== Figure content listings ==

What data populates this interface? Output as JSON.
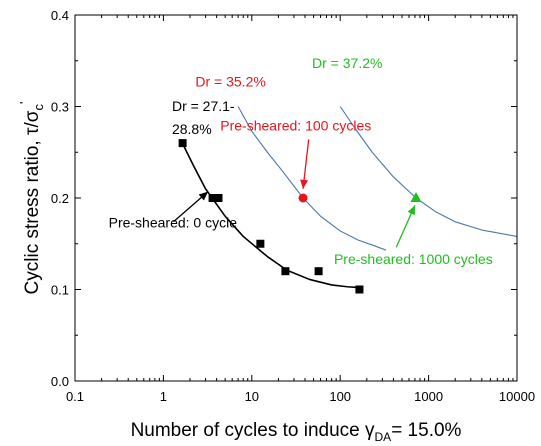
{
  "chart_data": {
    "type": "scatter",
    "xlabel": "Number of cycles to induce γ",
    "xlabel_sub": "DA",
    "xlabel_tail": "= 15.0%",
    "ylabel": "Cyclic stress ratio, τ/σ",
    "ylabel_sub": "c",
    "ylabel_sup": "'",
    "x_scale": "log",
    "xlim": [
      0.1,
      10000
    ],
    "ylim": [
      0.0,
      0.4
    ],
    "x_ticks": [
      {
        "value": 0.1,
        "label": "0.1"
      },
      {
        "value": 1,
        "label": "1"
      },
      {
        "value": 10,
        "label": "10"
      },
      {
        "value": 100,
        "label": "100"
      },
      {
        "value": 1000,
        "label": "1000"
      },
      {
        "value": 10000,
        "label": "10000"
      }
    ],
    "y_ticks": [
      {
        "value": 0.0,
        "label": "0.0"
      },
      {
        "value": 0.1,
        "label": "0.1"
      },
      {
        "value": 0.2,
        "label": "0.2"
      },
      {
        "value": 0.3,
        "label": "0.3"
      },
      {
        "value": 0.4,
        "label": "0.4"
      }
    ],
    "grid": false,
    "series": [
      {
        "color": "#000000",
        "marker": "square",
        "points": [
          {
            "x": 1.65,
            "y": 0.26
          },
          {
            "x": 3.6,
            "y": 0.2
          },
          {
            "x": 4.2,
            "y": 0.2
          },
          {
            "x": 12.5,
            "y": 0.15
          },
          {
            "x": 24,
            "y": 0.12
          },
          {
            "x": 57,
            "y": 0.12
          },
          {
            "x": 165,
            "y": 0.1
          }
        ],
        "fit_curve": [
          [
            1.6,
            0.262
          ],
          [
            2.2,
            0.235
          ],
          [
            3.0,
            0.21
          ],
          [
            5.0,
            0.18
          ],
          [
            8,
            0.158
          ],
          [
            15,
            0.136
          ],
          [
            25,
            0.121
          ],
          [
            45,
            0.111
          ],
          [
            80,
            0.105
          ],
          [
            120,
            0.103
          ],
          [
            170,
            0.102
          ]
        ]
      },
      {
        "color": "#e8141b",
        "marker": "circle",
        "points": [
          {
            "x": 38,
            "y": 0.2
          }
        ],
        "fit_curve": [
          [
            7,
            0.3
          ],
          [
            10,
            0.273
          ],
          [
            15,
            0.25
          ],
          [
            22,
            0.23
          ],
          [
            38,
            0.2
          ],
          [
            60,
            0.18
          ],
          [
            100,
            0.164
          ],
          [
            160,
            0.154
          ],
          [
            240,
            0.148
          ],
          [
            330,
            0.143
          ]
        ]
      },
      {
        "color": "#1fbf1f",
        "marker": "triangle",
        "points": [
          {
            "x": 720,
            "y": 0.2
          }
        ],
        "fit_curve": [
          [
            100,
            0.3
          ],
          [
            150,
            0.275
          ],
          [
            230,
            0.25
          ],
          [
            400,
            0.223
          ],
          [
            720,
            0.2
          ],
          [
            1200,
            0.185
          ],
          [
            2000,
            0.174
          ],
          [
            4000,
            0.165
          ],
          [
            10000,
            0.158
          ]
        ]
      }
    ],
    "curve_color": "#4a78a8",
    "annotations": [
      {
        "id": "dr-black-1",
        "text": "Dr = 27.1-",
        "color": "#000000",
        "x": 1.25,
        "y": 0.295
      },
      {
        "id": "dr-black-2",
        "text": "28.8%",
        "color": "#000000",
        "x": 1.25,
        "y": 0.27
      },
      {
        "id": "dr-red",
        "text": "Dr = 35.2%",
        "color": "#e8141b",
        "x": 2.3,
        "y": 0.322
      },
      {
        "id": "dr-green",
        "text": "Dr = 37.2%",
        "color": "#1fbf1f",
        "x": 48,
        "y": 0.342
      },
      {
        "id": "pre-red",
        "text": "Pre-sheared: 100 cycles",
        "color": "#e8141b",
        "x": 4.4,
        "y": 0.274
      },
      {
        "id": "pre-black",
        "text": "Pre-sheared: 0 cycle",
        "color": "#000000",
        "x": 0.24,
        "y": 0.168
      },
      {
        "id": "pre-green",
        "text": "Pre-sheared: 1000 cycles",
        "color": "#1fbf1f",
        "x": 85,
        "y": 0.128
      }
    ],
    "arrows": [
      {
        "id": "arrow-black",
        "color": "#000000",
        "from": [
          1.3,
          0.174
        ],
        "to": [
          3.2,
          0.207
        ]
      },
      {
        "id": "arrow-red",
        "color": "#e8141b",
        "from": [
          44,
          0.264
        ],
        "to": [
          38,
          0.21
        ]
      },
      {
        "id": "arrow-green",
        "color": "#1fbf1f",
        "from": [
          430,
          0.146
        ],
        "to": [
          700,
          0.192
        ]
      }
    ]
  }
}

== WRITTEN EXERCISE ==
Find every line in the records that contains the word "green"; copy those lines.

== SOLUTION FOR THIS PROBLEM ==
        "id": "dr-green",
        "id": "pre-green",
        "id": "arrow-green",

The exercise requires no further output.